Your goal:
Scan the records for the word "should". Copy each line that includes it.

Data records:
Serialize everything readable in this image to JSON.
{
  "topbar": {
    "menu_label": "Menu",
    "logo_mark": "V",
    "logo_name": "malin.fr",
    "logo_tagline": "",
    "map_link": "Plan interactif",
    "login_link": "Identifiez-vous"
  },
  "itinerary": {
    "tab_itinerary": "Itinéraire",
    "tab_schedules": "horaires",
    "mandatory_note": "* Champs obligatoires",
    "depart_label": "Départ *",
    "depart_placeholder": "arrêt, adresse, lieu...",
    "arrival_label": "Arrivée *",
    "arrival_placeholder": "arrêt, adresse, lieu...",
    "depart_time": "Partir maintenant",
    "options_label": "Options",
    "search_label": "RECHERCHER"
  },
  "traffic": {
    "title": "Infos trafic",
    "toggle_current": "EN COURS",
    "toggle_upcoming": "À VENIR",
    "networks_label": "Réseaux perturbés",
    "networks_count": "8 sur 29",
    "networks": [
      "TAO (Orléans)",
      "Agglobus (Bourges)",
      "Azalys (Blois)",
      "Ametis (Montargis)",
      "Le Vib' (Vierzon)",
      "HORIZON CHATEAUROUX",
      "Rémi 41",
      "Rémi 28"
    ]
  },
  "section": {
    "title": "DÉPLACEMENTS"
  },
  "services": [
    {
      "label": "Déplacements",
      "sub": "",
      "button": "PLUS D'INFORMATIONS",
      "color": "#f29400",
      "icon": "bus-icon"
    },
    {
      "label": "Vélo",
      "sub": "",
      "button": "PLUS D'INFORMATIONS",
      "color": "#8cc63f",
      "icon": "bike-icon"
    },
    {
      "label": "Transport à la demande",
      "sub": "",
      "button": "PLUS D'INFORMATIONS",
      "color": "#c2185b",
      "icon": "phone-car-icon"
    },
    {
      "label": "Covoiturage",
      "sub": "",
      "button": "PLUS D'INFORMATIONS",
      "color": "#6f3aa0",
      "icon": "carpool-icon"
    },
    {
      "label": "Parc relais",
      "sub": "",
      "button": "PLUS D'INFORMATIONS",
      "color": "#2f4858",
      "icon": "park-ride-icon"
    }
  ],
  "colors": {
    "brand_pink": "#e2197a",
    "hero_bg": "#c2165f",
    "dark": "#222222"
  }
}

---

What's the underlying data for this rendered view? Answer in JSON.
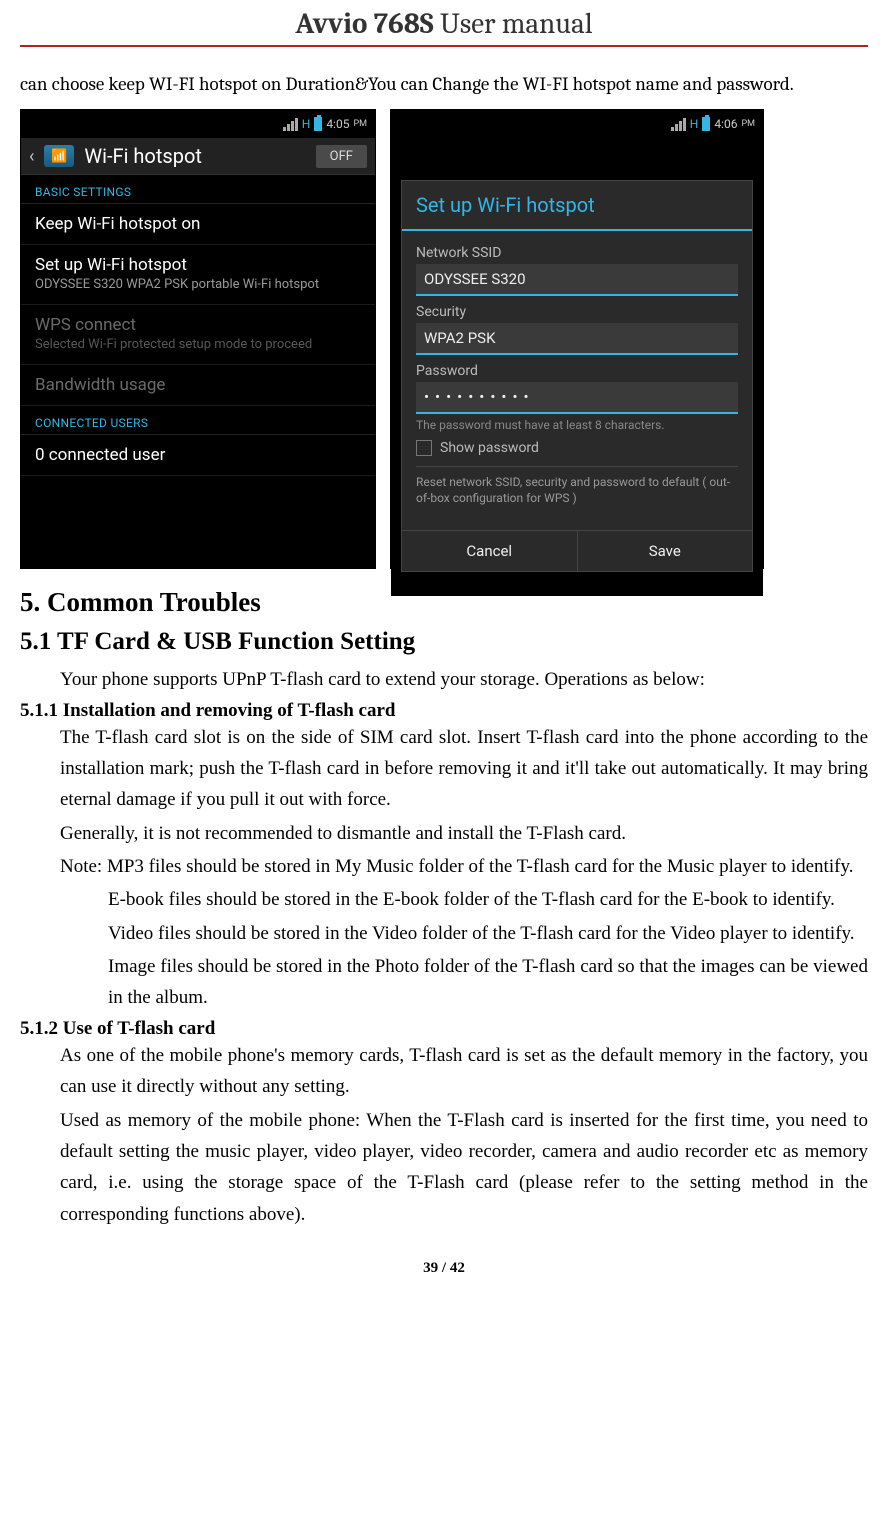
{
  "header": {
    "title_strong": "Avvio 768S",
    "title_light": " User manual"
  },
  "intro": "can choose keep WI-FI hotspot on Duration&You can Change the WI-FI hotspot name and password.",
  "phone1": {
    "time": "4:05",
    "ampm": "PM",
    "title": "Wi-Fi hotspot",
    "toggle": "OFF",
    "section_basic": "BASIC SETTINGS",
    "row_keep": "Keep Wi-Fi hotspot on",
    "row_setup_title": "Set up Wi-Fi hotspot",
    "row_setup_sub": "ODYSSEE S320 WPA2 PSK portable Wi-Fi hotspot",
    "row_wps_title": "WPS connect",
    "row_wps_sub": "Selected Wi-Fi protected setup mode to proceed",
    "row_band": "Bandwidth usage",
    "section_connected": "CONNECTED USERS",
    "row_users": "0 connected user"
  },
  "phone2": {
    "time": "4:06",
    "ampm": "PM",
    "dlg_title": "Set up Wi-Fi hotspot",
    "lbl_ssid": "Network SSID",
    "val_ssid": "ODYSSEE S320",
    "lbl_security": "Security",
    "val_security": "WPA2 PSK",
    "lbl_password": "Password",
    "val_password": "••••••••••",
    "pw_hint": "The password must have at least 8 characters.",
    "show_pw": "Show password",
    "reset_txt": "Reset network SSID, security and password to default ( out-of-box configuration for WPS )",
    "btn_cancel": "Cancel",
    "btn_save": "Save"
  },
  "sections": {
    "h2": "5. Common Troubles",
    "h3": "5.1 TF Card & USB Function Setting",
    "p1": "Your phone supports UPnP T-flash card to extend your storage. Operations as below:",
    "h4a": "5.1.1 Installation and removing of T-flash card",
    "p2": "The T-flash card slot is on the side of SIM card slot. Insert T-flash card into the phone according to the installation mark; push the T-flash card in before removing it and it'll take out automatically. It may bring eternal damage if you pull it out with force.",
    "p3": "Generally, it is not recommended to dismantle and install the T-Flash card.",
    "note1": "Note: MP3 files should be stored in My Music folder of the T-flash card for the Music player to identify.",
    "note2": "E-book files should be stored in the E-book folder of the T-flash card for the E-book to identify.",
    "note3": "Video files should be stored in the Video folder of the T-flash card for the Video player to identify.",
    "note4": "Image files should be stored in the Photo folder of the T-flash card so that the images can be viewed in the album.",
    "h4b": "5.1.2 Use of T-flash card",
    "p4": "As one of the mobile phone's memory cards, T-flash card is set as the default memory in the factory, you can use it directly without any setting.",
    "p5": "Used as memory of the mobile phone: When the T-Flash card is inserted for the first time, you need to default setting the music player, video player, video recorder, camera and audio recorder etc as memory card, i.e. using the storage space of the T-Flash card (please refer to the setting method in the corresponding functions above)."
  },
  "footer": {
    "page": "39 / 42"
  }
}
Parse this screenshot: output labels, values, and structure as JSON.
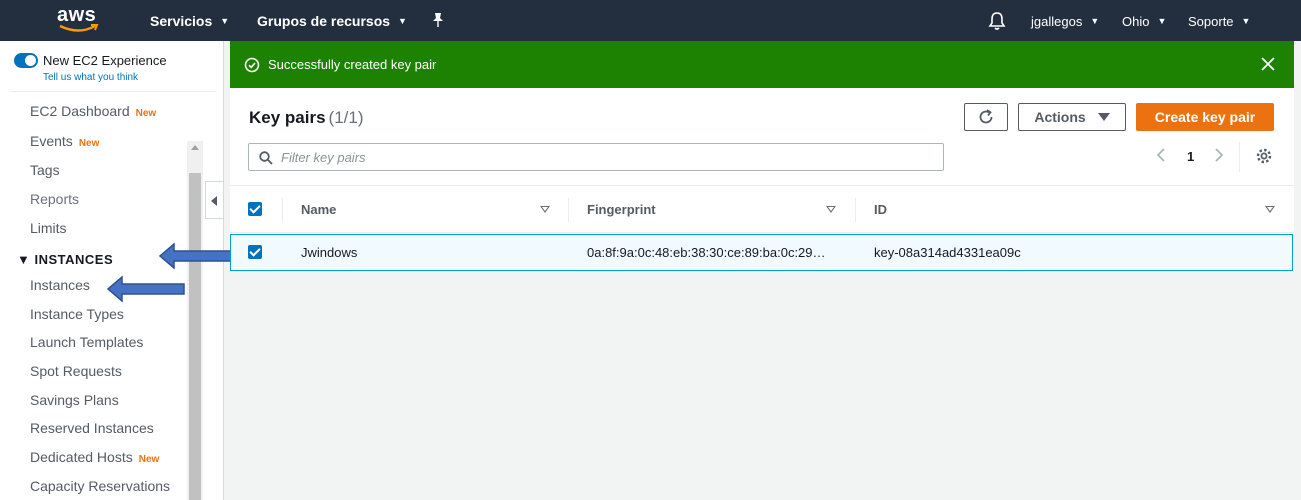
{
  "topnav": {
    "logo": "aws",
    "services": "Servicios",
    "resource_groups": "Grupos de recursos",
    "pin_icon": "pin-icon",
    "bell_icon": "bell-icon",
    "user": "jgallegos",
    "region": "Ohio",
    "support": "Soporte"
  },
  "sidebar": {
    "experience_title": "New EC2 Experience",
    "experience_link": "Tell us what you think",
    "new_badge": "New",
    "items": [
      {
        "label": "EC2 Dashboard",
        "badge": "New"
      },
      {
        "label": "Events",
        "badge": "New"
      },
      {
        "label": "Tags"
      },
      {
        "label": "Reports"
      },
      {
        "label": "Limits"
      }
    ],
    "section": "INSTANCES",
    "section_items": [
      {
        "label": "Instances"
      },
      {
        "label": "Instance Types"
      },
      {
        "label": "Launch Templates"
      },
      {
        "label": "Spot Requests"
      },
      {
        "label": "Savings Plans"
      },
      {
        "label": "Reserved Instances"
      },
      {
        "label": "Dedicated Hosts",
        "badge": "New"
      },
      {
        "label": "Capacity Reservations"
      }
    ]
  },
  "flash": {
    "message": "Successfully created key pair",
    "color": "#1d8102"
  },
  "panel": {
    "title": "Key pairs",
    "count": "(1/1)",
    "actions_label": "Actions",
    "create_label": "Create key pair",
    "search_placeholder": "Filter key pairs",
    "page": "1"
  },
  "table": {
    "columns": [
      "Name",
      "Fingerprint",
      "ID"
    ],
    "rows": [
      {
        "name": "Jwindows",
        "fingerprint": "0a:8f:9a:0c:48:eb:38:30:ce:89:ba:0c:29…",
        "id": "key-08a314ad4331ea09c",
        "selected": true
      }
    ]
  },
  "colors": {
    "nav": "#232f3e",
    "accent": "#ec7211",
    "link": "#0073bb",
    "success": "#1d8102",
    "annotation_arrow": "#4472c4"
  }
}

...

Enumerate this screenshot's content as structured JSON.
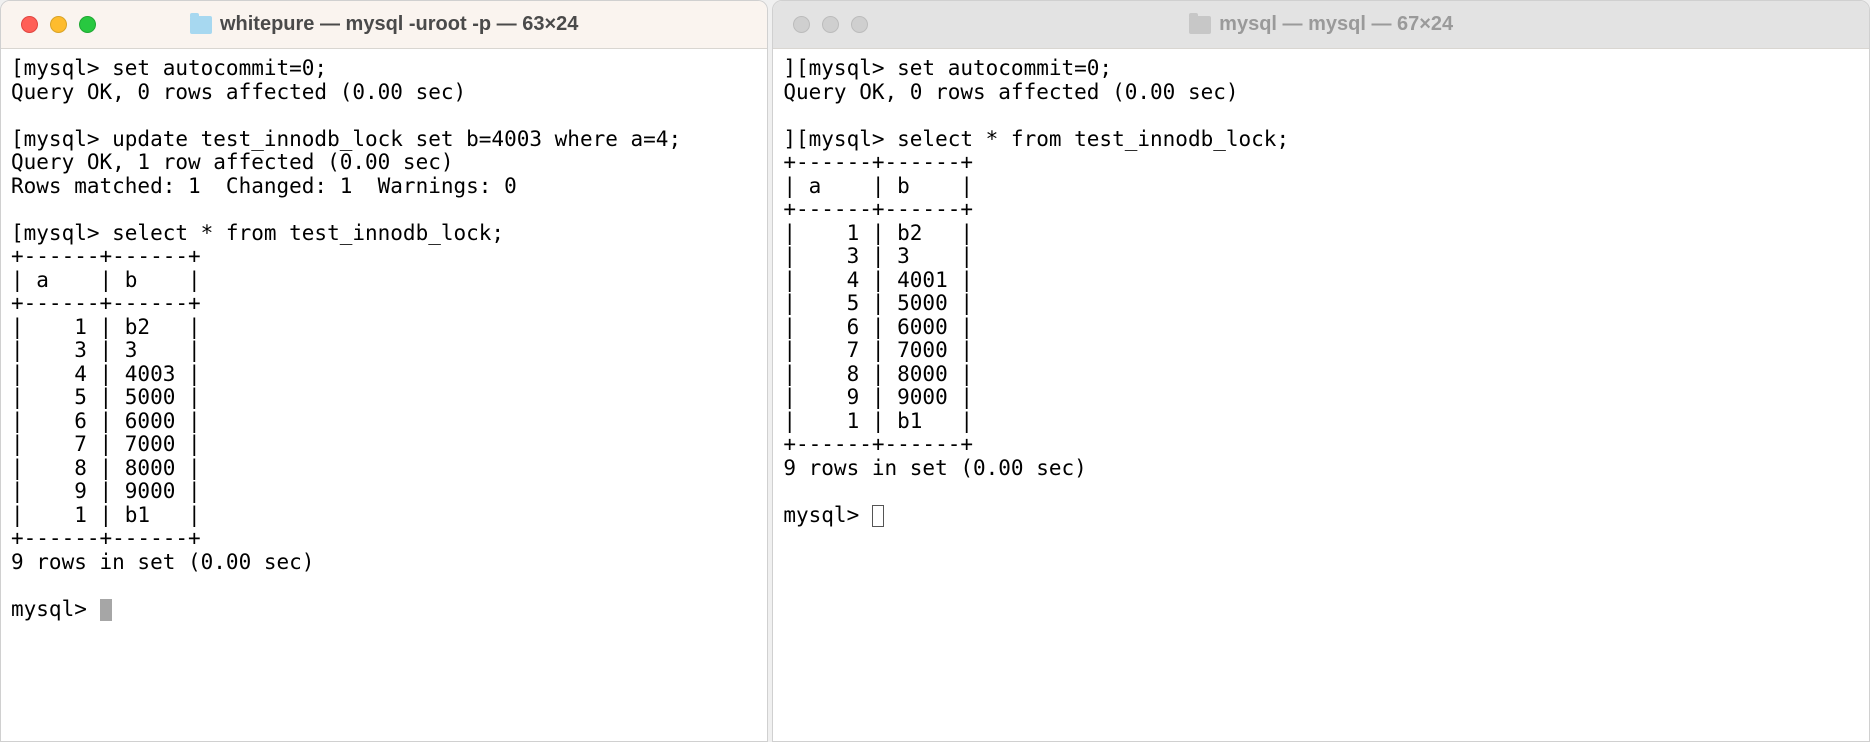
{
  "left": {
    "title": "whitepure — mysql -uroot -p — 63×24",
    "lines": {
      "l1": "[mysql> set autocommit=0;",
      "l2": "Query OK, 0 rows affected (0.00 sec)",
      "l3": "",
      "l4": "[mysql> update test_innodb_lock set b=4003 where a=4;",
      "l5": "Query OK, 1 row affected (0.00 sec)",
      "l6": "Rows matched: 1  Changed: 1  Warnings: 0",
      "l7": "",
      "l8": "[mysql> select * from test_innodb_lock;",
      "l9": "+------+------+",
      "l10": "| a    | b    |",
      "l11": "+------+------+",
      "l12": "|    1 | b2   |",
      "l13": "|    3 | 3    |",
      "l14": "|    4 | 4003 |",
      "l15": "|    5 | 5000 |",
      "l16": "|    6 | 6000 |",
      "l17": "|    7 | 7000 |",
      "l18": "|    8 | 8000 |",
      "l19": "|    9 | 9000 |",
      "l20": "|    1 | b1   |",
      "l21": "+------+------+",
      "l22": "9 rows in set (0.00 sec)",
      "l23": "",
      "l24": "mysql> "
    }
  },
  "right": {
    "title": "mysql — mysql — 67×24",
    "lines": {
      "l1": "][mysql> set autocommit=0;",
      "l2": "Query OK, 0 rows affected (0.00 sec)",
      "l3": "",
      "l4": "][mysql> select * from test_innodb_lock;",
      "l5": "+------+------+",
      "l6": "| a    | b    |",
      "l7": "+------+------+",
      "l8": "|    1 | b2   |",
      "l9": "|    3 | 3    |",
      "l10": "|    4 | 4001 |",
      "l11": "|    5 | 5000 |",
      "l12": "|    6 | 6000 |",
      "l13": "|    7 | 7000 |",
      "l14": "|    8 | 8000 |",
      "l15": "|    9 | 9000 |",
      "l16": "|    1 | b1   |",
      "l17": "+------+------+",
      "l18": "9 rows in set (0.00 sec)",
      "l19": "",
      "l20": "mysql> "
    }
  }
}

Written answer:
    "note1": "Note: MP3 files should be stored in My Music folder of the T-flash card for the Music player to identify.",
    "note2": "E-book files should be stored in the E-book folder of the T-flash card for the E-book to identify.",
    "note3": "Video files should be stored in the Video folder of the T-flash card for the Video player to identify.",
    "note4": "Image files should be stored in the Photo folder of the T-flash card so that the images can be viewed in the album.",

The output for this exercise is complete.